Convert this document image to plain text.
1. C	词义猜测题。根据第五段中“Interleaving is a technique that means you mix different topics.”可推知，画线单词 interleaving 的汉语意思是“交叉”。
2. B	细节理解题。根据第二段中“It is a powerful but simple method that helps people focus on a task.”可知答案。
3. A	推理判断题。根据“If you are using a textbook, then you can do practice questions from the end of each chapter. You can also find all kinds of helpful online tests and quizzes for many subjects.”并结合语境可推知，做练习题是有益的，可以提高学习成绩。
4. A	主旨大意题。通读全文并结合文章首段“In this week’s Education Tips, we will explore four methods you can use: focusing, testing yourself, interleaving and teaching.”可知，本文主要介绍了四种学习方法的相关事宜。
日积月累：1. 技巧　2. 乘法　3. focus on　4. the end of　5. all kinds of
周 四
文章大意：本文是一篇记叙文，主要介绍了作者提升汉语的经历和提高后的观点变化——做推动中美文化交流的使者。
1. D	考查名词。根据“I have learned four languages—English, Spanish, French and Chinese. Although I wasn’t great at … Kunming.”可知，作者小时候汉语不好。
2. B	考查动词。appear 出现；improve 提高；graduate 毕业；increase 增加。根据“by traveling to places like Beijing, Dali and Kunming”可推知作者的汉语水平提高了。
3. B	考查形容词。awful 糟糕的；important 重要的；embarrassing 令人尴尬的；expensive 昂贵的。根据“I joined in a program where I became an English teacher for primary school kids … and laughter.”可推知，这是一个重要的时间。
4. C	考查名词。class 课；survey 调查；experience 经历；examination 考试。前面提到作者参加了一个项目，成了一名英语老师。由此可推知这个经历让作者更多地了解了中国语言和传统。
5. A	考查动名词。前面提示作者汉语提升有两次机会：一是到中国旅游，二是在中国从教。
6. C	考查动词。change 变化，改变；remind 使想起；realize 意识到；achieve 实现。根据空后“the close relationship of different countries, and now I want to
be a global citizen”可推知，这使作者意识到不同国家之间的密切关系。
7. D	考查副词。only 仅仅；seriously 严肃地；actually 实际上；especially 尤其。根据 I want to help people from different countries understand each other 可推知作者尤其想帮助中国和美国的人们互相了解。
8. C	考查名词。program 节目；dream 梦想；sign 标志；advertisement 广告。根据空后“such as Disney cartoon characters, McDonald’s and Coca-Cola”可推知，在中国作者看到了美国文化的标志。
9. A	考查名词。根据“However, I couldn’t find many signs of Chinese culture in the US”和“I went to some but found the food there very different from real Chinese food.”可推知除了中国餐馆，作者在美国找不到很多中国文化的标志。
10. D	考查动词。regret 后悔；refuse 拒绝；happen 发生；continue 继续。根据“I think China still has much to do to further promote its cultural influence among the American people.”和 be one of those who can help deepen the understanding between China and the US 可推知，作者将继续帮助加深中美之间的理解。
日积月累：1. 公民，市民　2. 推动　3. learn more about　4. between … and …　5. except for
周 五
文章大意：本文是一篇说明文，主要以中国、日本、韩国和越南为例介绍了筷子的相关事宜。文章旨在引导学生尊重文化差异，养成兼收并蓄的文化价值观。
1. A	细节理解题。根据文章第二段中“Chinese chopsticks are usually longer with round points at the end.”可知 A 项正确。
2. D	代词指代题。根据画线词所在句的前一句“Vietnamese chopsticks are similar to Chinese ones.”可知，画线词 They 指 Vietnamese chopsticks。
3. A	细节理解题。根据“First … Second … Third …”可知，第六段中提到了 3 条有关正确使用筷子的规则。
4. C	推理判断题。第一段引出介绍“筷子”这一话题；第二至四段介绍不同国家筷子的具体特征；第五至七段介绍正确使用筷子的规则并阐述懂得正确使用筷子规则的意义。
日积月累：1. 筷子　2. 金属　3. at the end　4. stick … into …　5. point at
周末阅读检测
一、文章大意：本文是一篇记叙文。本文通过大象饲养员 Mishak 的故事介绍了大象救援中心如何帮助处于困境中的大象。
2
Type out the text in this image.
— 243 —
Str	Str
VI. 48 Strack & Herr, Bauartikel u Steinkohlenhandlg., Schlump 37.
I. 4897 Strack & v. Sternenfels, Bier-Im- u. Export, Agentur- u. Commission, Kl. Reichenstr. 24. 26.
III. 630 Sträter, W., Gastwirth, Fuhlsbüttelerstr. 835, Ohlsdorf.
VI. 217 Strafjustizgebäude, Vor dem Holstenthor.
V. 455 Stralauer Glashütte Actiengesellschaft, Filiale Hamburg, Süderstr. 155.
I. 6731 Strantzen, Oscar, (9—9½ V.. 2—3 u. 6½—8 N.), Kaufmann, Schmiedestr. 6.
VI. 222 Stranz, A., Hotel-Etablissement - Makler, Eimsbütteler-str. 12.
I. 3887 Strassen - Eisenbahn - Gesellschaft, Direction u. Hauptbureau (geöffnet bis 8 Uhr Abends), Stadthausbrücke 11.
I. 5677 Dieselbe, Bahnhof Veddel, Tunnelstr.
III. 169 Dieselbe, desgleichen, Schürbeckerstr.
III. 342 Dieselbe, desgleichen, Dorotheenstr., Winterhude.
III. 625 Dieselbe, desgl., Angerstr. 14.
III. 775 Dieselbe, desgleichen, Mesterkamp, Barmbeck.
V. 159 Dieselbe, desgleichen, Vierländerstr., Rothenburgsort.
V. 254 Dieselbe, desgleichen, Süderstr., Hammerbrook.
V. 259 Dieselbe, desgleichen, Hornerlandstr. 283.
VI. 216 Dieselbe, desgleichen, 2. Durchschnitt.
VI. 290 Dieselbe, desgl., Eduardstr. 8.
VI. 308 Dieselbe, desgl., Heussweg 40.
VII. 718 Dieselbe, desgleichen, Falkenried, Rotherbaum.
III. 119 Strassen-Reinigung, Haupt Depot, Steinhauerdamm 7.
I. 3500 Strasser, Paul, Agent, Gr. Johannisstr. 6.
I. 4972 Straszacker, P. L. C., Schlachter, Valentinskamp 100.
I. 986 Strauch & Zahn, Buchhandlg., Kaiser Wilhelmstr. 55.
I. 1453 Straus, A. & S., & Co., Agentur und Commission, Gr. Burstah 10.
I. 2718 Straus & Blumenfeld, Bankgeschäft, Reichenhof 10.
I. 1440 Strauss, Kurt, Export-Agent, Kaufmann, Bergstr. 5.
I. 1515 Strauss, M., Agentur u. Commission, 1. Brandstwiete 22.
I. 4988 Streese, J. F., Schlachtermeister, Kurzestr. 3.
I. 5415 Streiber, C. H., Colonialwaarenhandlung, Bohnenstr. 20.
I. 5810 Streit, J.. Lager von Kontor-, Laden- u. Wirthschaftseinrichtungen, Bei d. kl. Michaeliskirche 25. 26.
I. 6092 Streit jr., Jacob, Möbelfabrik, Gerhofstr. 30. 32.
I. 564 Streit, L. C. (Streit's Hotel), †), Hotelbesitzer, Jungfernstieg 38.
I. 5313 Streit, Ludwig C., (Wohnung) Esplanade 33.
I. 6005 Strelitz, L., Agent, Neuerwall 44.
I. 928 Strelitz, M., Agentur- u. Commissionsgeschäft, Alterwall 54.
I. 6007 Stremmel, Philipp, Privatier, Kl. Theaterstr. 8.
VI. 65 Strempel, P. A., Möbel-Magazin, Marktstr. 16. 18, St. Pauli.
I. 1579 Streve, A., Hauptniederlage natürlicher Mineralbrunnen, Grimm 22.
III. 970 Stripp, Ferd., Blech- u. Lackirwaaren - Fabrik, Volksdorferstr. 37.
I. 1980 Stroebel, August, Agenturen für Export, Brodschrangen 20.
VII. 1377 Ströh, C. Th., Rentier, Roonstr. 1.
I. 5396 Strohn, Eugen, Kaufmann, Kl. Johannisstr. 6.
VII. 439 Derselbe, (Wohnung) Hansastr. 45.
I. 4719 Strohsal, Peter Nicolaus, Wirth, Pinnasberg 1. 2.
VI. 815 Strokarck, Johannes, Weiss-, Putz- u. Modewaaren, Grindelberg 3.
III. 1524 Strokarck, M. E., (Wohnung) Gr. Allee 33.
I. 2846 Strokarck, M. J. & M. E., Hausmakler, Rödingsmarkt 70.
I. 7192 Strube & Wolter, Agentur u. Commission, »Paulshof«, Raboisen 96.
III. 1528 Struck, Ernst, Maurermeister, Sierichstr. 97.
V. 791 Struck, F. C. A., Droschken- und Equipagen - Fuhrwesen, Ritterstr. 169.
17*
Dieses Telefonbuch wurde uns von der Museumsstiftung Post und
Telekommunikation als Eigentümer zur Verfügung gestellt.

**The exercise:** Gather up every line from the listing above in which the word "interleaving" occurs.

**Written solution:**
1. C	词义猜测题。根据第五段中“Interleaving is a technique that means you mix different topics.”可推知，画线单词 interleaving 的汉语意思是“交叉”。
4. A	主旨大意题。通读全文并结合文章首段“In this week’s Education Tips, we will explore four methods you can use: focusing, testing yourself, interleaving and teaching.”可知，本文主要介绍了四种学习方法的相关事宜。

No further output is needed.